▶ **Written task**
Restate each line word for word. Leave out every picture.

** Begin Data listing **

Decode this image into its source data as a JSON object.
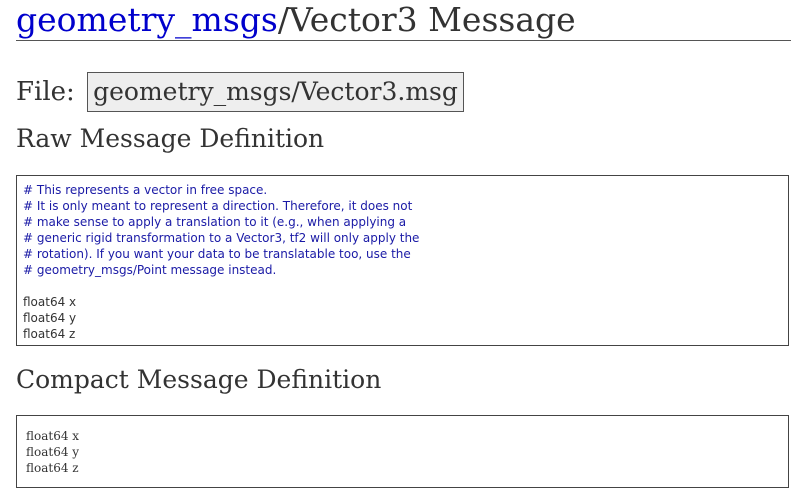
{
  "header": {
    "package_link": "geometry_msgs",
    "title_rest": "/Vector3 Message"
  },
  "file": {
    "label": "File:",
    "path": "geometry_msgs/Vector3.msg"
  },
  "raw": {
    "heading": "Raw Message Definition",
    "comments": [
      "# This represents a vector in free space.",
      "# It is only meant to represent a direction. Therefore, it does not",
      "# make sense to apply a translation to it (e.g., when applying a",
      "# generic rigid transformation to a Vector3, tf2 will only apply the",
      "# rotation). If you want your data to be translatable too, use the",
      "# geometry_msgs/Point message instead."
    ],
    "fields": [
      "float64 x",
      "float64 y",
      "float64 z"
    ]
  },
  "compact": {
    "heading": "Compact Message Definition",
    "fields": [
      "float64 x",
      "float64 y",
      "float64 z"
    ]
  }
}
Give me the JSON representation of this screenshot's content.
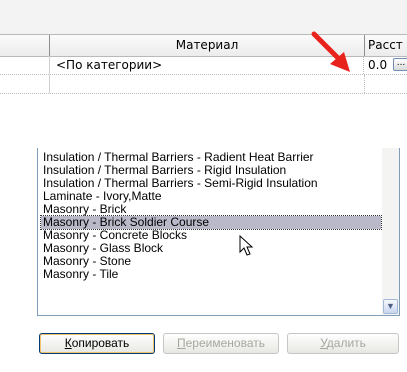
{
  "grid": {
    "header": {
      "material_label": "Материал",
      "distance_label": "Расст"
    },
    "row": {
      "material_value": "<По категории>",
      "distance_value": "0.0",
      "browse_label": "..."
    }
  },
  "material_list": {
    "items": [
      "Insulation / Thermal Barriers - Radient Heat Barrier",
      "Insulation / Thermal Barriers - Rigid Insulation",
      "Insulation / Thermal Barriers - Semi-Rigid Insulation",
      "Laminate - Ivory,Matte",
      "Masonry - Brick",
      "Masonry - Brick Soldier Course",
      "Masonry - Concrete Blocks",
      "Masonry - Glass Block",
      "Masonry - Stone",
      "Masonry - Tile"
    ],
    "selected_index": 5
  },
  "buttons": {
    "copy_accel": "К",
    "copy_rest": "опировать",
    "rename_accel": "П",
    "rename_rest": "ереименовать",
    "delete_accel": "У",
    "delete_rest": "далить"
  },
  "icons": {
    "arrow": "red-arrow-icon",
    "cursor": "mouse-pointer-icon",
    "scroll_down": "chevron-down-icon"
  },
  "colors": {
    "arrow": "#e8231e",
    "selection": "#b9b9c9",
    "list_border": "#7f9db9"
  }
}
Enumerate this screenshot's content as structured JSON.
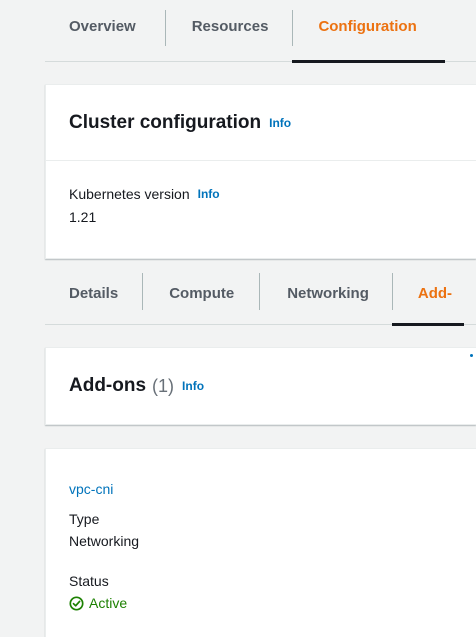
{
  "top_tabs": [
    {
      "label": "Overview",
      "active": false
    },
    {
      "label": "Resources",
      "active": false
    },
    {
      "label": "Configuration",
      "active": true
    }
  ],
  "cluster_config": {
    "title": "Cluster configuration",
    "info": "Info",
    "kubernetes_version_label": "Kubernetes version",
    "kubernetes_version_info": "Info",
    "kubernetes_version_value": "1.21"
  },
  "sub_tabs": [
    {
      "label": "Details",
      "active": false
    },
    {
      "label": "Compute",
      "active": false
    },
    {
      "label": "Networking",
      "active": false
    },
    {
      "label": "Add-",
      "active": true
    }
  ],
  "addons": {
    "title": "Add-ons",
    "count": "(1)",
    "info": "Info",
    "item": {
      "name": "vpc-cni",
      "type_label": "Type",
      "type_value": "Networking",
      "status_label": "Status",
      "status_value": "Active"
    }
  },
  "colors": {
    "accent": "#ec7211",
    "link": "#0073bb",
    "success": "#1d8102",
    "background": "#f2f3f3"
  },
  "icons": {
    "status": "check-circle-icon"
  }
}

** End Data listing **

▶ **Task response**
Decode this image into its source data as a JSON object.
{
  "header": {
    "package_link": "geometry_msgs",
    "title_rest": "/Vector3 Message"
  },
  "file": {
    "label": "File:",
    "path": "geometry_msgs/Vector3.msg"
  },
  "raw": {
    "heading": "Raw Message Definition",
    "comments": [
      "# This represents a vector in free space.",
      "# It is only meant to represent a direction. Therefore, it does not",
      "# make sense to apply a translation to it (e.g., when applying a",
      "# generic rigid transformation to a Vector3, tf2 will only apply the",
      "# rotation). If you want your data to be translatable too, use the",
      "# geometry_msgs/Point message instead."
    ],
    "fields": [
      "float64 x",
      "float64 y",
      "float64 z"
    ]
  },
  "compact": {
    "heading": "Compact Message Definition",
    "fields": [
      "float64 x",
      "float64 y",
      "float64 z"
    ]
  }
}
Give me the JSON representation of this screenshot's content.
{
  "grid": {
    "header": {
      "material_label": "Материал",
      "distance_label": "Расст"
    },
    "row": {
      "material_value": "<По категории>",
      "distance_value": "0.0",
      "browse_label": "..."
    }
  },
  "material_list": {
    "items": [
      "Insulation / Thermal Barriers - Radient Heat Barrier",
      "Insulation / Thermal Barriers - Rigid Insulation",
      "Insulation / Thermal Barriers - Semi-Rigid Insulation",
      "Laminate - Ivory,Matte",
      "Masonry - Brick",
      "Masonry - Brick Soldier Course",
      "Masonry - Concrete Blocks",
      "Masonry - Glass Block",
      "Masonry - Stone",
      "Masonry - Tile"
    ],
    "selected_index": 5
  },
  "buttons": {
    "copy_accel": "К",
    "copy_rest": "опировать",
    "rename_accel": "П",
    "rename_rest": "ереименовать",
    "delete_accel": "У",
    "delete_rest": "далить"
  },
  "icons": {
    "arrow": "red-arrow-icon",
    "cursor": "mouse-pointer-icon",
    "scroll_down": "chevron-down-icon"
  },
  "colors": {
    "arrow": "#e8231e",
    "selection": "#b9b9c9",
    "list_border": "#7f9db9"
  }
}
Enumerate this screenshot's content as structured JSON.
{
  "top_tabs": [
    {
      "label": "Overview",
      "active": false
    },
    {
      "label": "Resources",
      "active": false
    },
    {
      "label": "Configuration",
      "active": true
    }
  ],
  "cluster_config": {
    "title": "Cluster configuration",
    "info": "Info",
    "kubernetes_version_label": "Kubernetes version",
    "kubernetes_version_info": "Info",
    "kubernetes_version_value": "1.21"
  },
  "sub_tabs": [
    {
      "label": "Details",
      "active": false
    },
    {
      "label": "Compute",
      "active": false
    },
    {
      "label": "Networking",
      "active": false
    },
    {
      "label": "Add-",
      "active": true
    }
  ],
  "addons": {
    "title": "Add-ons",
    "count": "(1)",
    "info": "Info",
    "item": {
      "name": "vpc-cni",
      "type_label": "Type",
      "type_value": "Networking",
      "status_label": "Status",
      "status_value": "Active"
    }
  },
  "colors": {
    "accent": "#ec7211",
    "link": "#0073bb",
    "success": "#1d8102",
    "background": "#f2f3f3"
  },
  "icons": {
    "status": "check-circle-icon"
  }
}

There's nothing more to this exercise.